(Extracted records)
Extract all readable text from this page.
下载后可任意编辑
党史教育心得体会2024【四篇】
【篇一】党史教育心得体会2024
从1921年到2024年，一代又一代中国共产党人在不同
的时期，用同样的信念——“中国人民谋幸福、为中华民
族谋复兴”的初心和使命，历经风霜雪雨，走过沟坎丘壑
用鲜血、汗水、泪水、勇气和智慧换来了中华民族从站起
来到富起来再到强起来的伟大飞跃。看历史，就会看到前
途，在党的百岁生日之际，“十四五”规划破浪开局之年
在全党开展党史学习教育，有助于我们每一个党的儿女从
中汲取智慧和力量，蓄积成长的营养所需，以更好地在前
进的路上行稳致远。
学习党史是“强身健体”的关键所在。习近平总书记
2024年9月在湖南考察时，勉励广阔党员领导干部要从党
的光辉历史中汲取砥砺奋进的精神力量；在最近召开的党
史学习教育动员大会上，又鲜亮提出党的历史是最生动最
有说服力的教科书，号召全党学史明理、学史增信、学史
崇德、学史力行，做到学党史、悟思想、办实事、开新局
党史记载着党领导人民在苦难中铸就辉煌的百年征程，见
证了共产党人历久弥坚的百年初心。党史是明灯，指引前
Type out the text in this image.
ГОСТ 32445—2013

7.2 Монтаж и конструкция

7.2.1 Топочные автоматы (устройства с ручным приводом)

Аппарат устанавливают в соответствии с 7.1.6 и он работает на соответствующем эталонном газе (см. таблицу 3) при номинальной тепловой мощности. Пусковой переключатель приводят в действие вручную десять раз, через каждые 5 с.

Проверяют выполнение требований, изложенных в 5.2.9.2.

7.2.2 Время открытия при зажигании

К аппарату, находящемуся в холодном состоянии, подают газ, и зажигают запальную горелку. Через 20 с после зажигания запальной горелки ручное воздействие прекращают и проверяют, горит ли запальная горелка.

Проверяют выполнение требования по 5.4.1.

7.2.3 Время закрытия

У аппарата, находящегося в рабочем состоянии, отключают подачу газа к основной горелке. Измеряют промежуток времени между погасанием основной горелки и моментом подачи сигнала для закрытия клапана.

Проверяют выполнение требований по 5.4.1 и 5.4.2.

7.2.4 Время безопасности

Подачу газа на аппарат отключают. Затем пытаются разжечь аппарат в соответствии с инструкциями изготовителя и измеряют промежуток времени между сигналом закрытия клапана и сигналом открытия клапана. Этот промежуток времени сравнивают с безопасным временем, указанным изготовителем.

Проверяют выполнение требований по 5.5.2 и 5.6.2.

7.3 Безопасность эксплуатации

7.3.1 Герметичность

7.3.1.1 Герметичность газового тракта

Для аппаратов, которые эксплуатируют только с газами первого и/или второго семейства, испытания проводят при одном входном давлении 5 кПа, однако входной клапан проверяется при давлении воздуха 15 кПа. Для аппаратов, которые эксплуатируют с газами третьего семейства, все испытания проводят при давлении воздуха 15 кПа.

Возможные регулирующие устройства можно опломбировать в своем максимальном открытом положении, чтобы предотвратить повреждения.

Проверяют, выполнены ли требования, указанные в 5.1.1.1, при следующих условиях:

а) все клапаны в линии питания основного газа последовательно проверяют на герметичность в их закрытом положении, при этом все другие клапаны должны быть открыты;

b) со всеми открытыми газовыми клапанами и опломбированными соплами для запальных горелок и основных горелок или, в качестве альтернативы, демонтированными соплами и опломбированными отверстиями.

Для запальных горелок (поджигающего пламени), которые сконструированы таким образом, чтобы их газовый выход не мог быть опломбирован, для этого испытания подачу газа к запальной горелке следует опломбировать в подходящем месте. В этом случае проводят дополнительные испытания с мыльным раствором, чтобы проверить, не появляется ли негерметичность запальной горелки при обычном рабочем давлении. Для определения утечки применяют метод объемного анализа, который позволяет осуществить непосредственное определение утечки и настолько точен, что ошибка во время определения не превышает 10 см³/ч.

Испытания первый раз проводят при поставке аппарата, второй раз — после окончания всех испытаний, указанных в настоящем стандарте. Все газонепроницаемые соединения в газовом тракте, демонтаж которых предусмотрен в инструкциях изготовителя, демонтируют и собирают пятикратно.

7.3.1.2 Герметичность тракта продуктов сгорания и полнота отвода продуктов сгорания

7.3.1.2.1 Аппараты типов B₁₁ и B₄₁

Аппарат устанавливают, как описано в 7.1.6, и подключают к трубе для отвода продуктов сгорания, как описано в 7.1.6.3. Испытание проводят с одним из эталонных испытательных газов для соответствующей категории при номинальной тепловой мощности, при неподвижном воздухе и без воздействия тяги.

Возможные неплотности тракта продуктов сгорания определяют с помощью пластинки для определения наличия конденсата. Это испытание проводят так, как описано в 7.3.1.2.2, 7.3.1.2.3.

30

* Set exercise: Identify every line above that includes the word "Возможные", and show those lines.

* Exercise result:
Возможные регулирующие устройства можно опломбировать в своем максимальном открытом положении, чтобы предотвратить повреждения.
Возможные неплотности тракта продуктов сгорания определяют с помощью пластинки для определения наличия конденсата. Это испытание проводят так, как описано в 7.3.1.2.2, 7.3.1.2.3.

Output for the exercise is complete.